All entries must be extracted exactly, with nothing added or dropped.

=======

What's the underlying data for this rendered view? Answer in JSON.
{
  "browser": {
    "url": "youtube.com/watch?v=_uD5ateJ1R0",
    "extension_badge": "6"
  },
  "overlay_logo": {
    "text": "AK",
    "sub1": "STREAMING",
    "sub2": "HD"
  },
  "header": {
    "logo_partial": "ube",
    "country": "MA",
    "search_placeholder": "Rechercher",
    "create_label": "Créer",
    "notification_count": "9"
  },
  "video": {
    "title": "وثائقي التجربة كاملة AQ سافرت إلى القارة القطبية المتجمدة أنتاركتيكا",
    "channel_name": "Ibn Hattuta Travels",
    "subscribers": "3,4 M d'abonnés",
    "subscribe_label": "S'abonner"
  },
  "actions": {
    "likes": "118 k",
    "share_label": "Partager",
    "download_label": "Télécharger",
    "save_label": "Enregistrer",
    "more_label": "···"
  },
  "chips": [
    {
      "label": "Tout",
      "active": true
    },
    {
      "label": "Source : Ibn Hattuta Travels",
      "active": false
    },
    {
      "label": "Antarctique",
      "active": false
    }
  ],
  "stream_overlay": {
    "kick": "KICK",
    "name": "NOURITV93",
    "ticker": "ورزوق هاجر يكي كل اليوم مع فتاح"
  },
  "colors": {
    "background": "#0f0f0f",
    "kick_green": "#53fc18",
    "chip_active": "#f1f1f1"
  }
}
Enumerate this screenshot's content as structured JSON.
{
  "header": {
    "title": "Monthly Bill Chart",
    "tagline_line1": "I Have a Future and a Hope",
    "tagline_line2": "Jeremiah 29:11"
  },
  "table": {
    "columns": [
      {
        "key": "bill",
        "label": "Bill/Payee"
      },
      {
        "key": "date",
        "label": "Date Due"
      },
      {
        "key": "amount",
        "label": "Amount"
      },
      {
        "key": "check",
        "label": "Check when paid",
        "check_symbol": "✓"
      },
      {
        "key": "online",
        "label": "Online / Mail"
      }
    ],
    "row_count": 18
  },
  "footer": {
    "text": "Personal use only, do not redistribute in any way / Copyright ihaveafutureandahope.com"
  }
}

=======

• _PROBLEM SOLUTION_
What's the underlying data for this rendered view? Answer in JSON.
{
  "browser": {
    "url": "youtube.com/watch?v=_uD5ateJ1R0",
    "extension_badge": "6"
  },
  "overlay_logo": {
    "text": "AK",
    "sub1": "STREAMING",
    "sub2": "HD"
  },
  "header": {
    "logo_partial": "ube",
    "country": "MA",
    "search_placeholder": "Rechercher",
    "create_label": "Créer",
    "notification_count": "9"
  },
  "video": {
    "title": "وثائقي التجربة كاملة AQ سافرت إلى القارة القطبية المتجمدة أنتاركتيكا",
    "channel_name": "Ibn Hattuta Travels",
    "subscribers": "3,4 M d'abonnés",
    "subscribe_label": "S'abonner"
  },
  "actions": {
    "likes": "118 k",
    "share_label": "Partager",
    "download_label": "Télécharger",
    "save_label": "Enregistrer",
    "more_label": "···"
  },
  "chips": [
    {
      "label": "Tout",
      "active": true
    },
    {
      "label": "Source : Ibn Hattuta Travels",
      "active": false
    },
    {
      "label": "Antarctique",
      "active": false
    }
  ],
  "stream_overlay": {
    "kick": "KICK",
    "name": "NOURITV93",
    "ticker": "ورزوق هاجر يكي كل اليوم مع فتاح"
  },
  "colors": {
    "background": "#0f0f0f",
    "kick_green": "#53fc18",
    "chip_active": "#f1f1f1"
  }
}
Enumerate this screenshot's content as structured JSON.
{
  "header": {
    "title": "Monthly Bill Chart",
    "tagline_line1": "I Have a Future and a Hope",
    "tagline_line2": "Jeremiah 29:11"
  },
  "table": {
    "columns": [
      {
        "key": "bill",
        "label": "Bill/Payee"
      },
      {
        "key": "date",
        "label": "Date Due"
      },
      {
        "key": "amount",
        "label": "Amount"
      },
      {
        "key": "check",
        "label": "Check when paid",
        "check_symbol": "✓"
      },
      {
        "key": "online",
        "label": "Online / Mail"
      }
    ],
    "row_count": 18
  },
  "footer": {
    "text": "Personal use only, do not redistribute in any way / Copyright ihaveafutureandahope.com"
  }
}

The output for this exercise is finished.